━━ ITEMS ━━

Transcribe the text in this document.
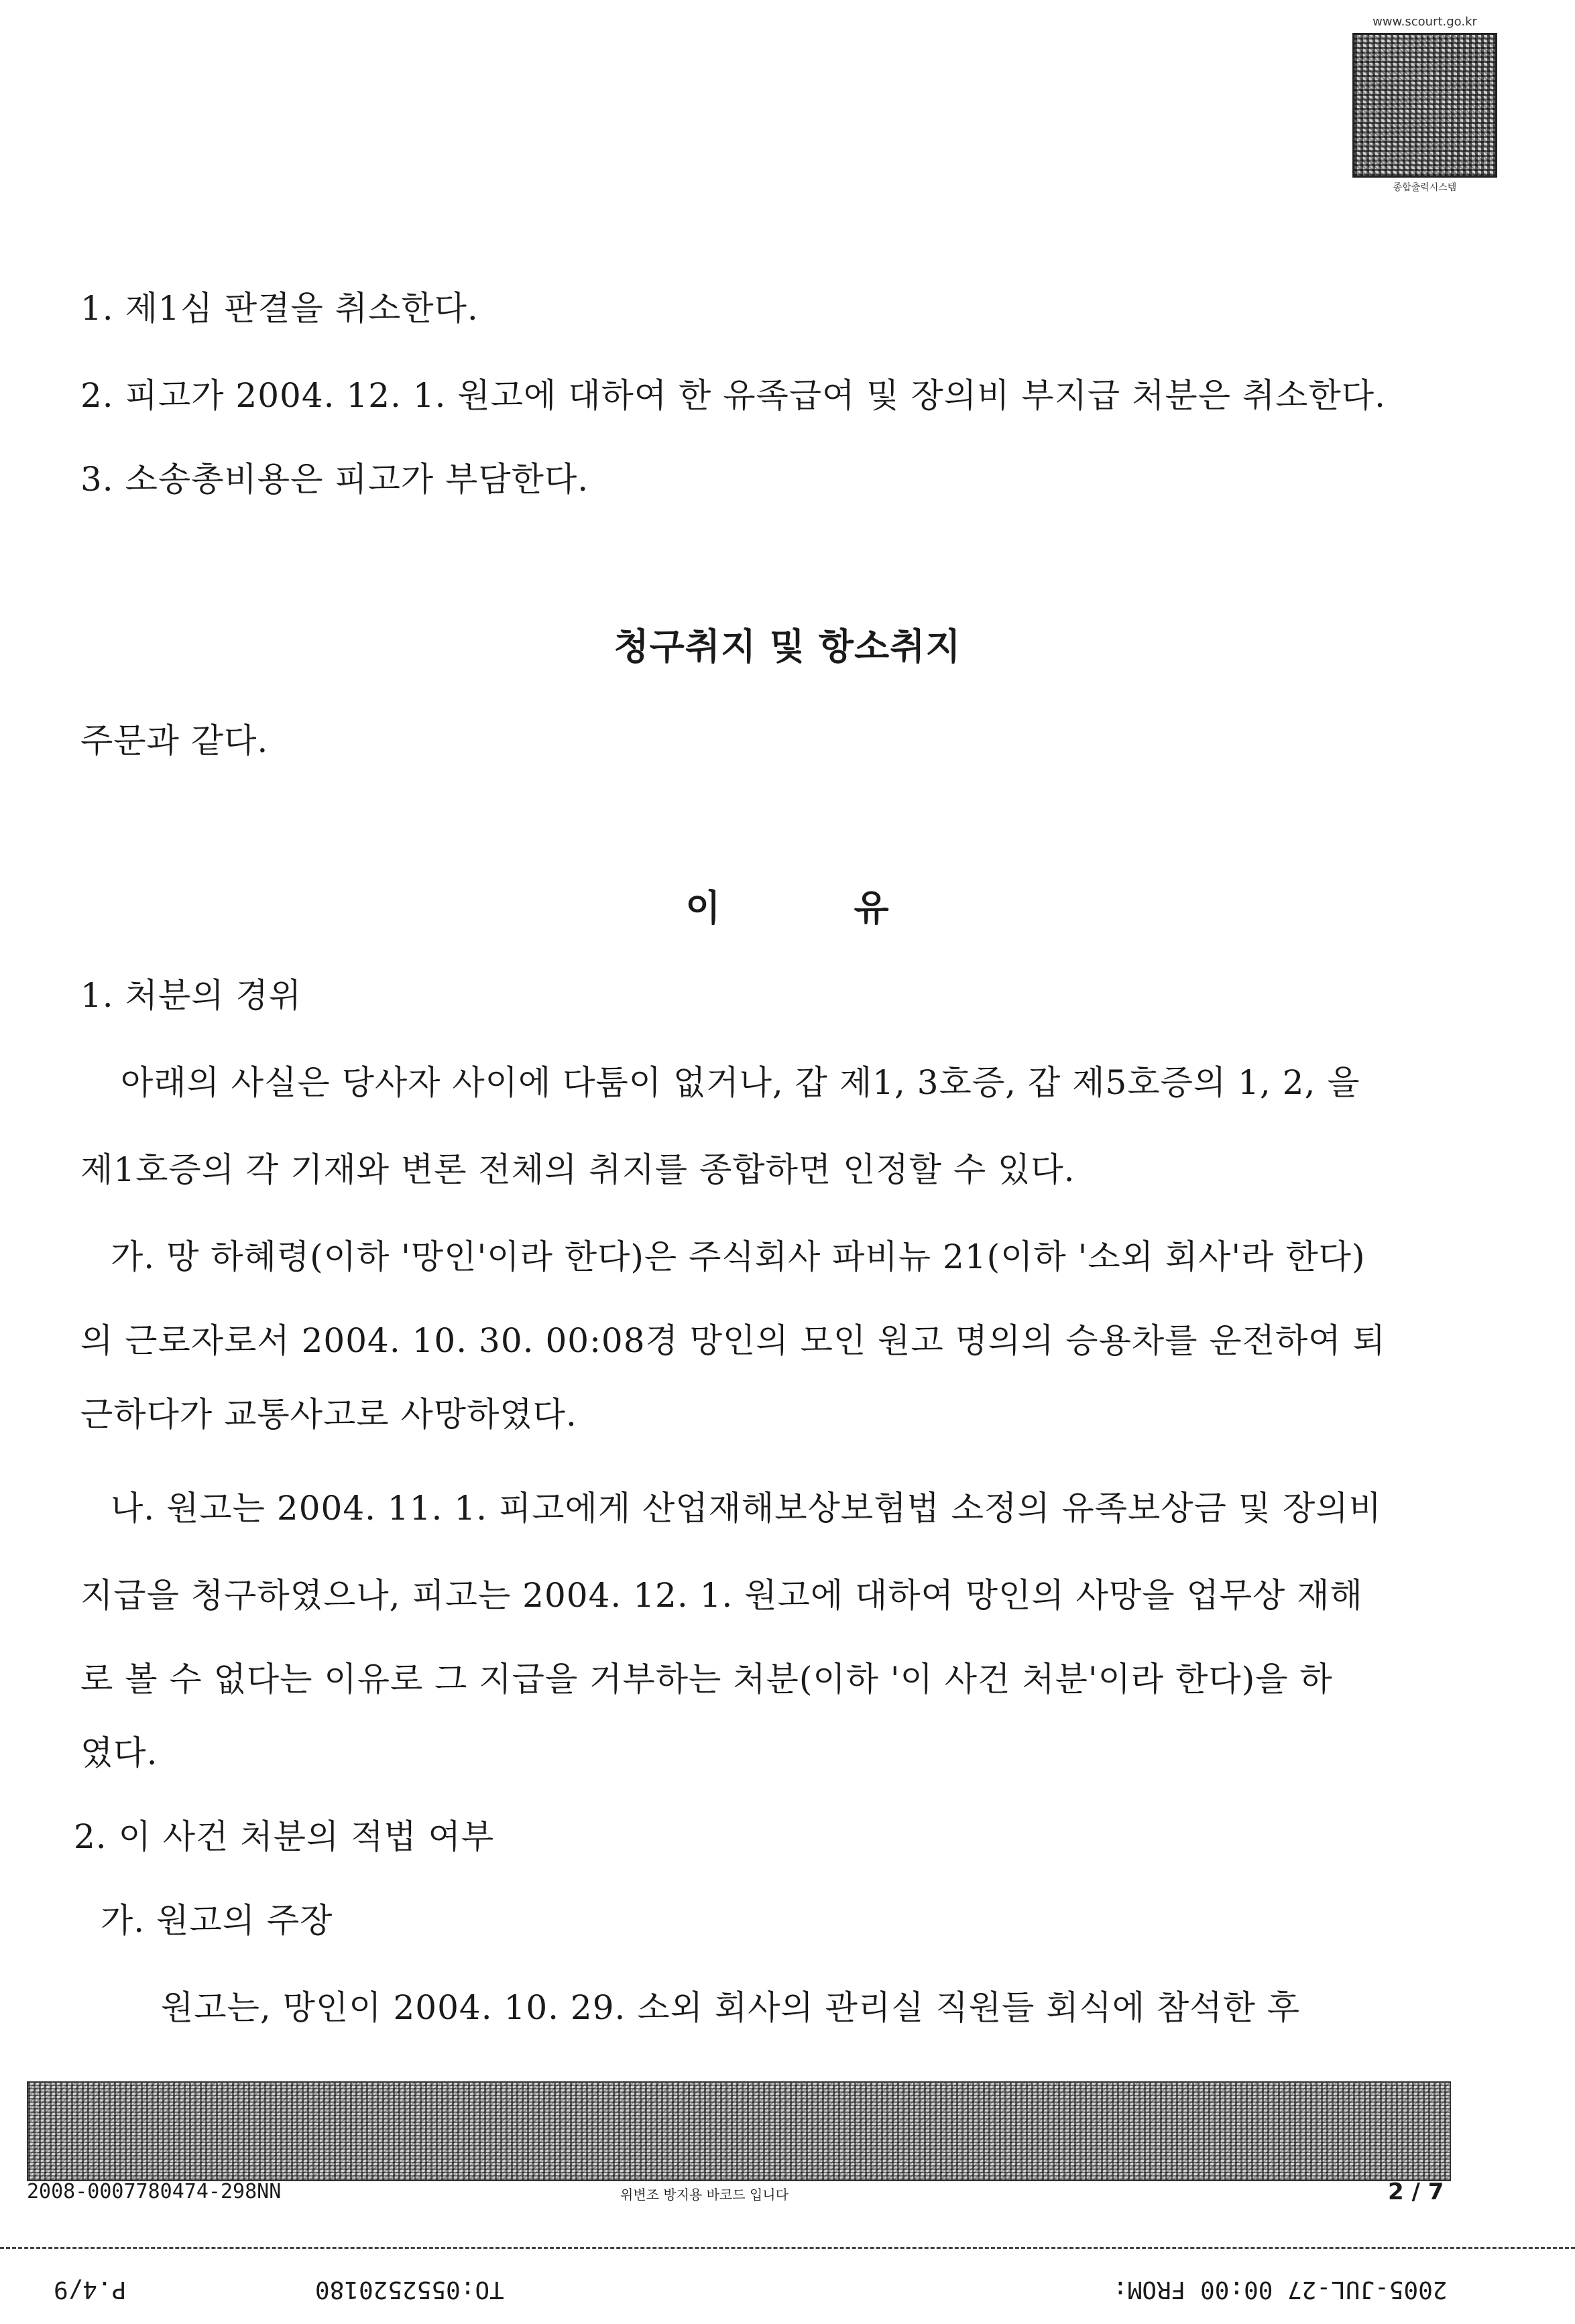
www.scourt.go.kr
종합출력시스템
1. 제1심 판결을 취소한다.
2. 피고가 2004. 12. 1. 원고에 대하여 한 유족급여 및 장의비 부지급 처분은 취소한다.
3. 소송총비용은 피고가 부담한다.
청구취지 및 항소취지
주문과 같다.
이          유
1. 처분의 경위
아래의 사실은 당사자 사이에 다툼이 없거나, 갑 제1, 3호증, 갑 제5호증의 1, 2, 을
제1호증의 각 기재와 변론 전체의 취지를 종합하면 인정할 수 있다.
가. 망 하혜령(이하 '망인'이라 한다)은 주식회사 파비뉴 21(이하 '소외 회사'라 한다)
의 근로자로서 2004. 10. 30. 00:08경 망인의 모인 원고 명의의 승용차를 운전하여 퇴
근하다가 교통사고로 사망하였다.
나. 원고는 2004. 11. 1. 피고에게 산업재해보상보험법 소정의 유족보상금 및 장의비
지급을 청구하였으나, 피고는 2004. 12. 1. 원고에 대하여 망인의 사망을 업무상 재해
로 볼 수 없다는 이유로 그 지급을 거부하는 처분(이하 '이 사건 처분'이라 한다)을 하
였다.
2. 이 사건 처분의 적법 여부
가. 원고의 주장
원고는, 망인이 2004. 10. 29. 소외 회사의 관리실 직원들 회식에 참석한 후
2008-0007780474-298NN	위변조 방지용 바코드 입니다	2 / 7
P.4/9	TO:0552520180	2005-JUL-27 00:00 FROM:
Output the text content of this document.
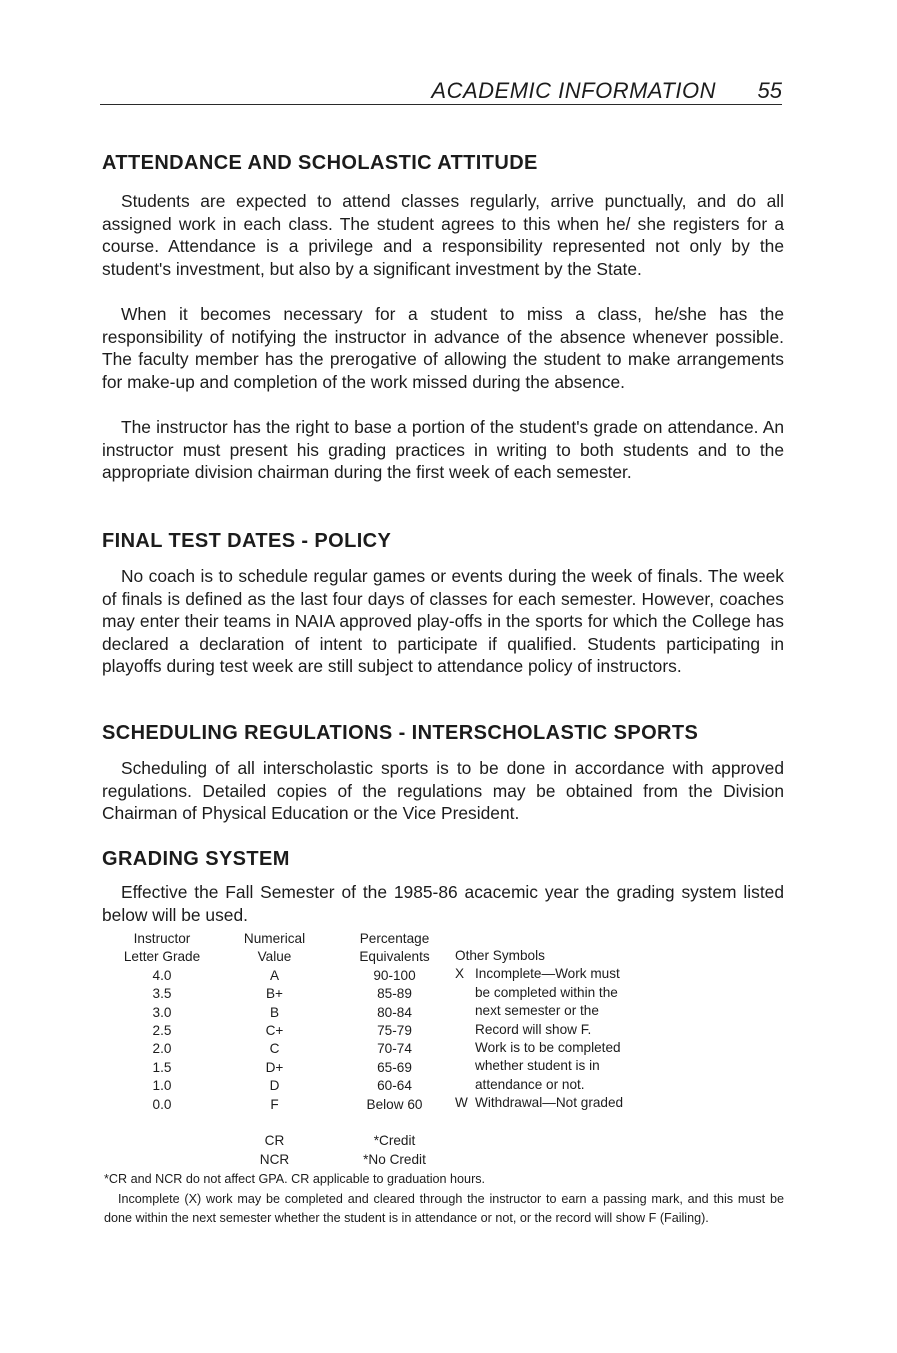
ACADEMIC INFORMATION 55
ATTENDANCE AND SCHOLASTIC ATTITUDE

Students are expected to attend classes regularly, arrive punctually, and do all assigned work in each class. The student agrees to this when he/ she registers for a course. Attendance is a privilege and a responsibility represented not only by the student's investment, but also by a significant investment by the State.

When it becomes necessary for a student to miss a class, he/she has the responsibility of notifying the instructor in advance of the absence whenever possible. The faculty member has the prerogative of allowing the student to make arrangements for make-up and completion of the work missed during the absence.

The instructor has the right to base a portion of the student's grade on attendance. An instructor must present his grading practices in writing to both students and to the appropriate division chairman during the first week of each semester.

FINAL TEST DATES - POLICY

No coach is to schedule regular games or events during the week of finals. The week of finals is defined as the last four days of classes for each semester. However, coaches may enter their teams in NAIA approved play-offs in the sports for which the College has declared a declaration of intent to participate if qualified. Students participating in playoffs during test week are still subject to attendance policy of instructors.

SCHEDULING REGULATIONS - INTERSCHOLASTIC SPORTS

Scheduling of all interscholastic sports is to be done in accordance with approved regulations. Detailed copies of the regulations may be obtained from the Division Chairman of Physical Education or the Vice President.

GRADING SYSTEM

Effective the Fall Semester of the 1985-86 acacemic year the grading system listed below will be used.

Instructor
Letter Grade
4.0
3.5
3.0
2.5
2.0
1.5
1.0
0.0
Numerical
Value
A
B+
B
C+
C
D+
D
F
Percentage
Equivalents
90-100
85-89
80-84
75-79
70-74
65-69
60-64
Below 60
Other Symbols
X Incomplete—Work must
be completed within the
next semester or the
Record will show F.
Work is to be completed
whether student is in
attendance or not.
W Withdrawal—Not graded
CR
NCR
*Credit
*No Credit

*CR and NCR do not affect GPA. CR applicable to graduation hours.

Incomplete (X) work may be completed and cleared through the instructor to earn a passing mark, and this must be done within the next semester whether the student is in attendance or not, or the record will show F (Failing).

━━━

Gather all the lines that include the word "next" and copy them out.

(ANSWER TO THIS TASK):
next semester or the
Incomplete (X) work may be completed and cleared through the instructor to earn a passing mark, and this must be done within the next semester whether the student is in attendance or not, or the record will show F (Failing).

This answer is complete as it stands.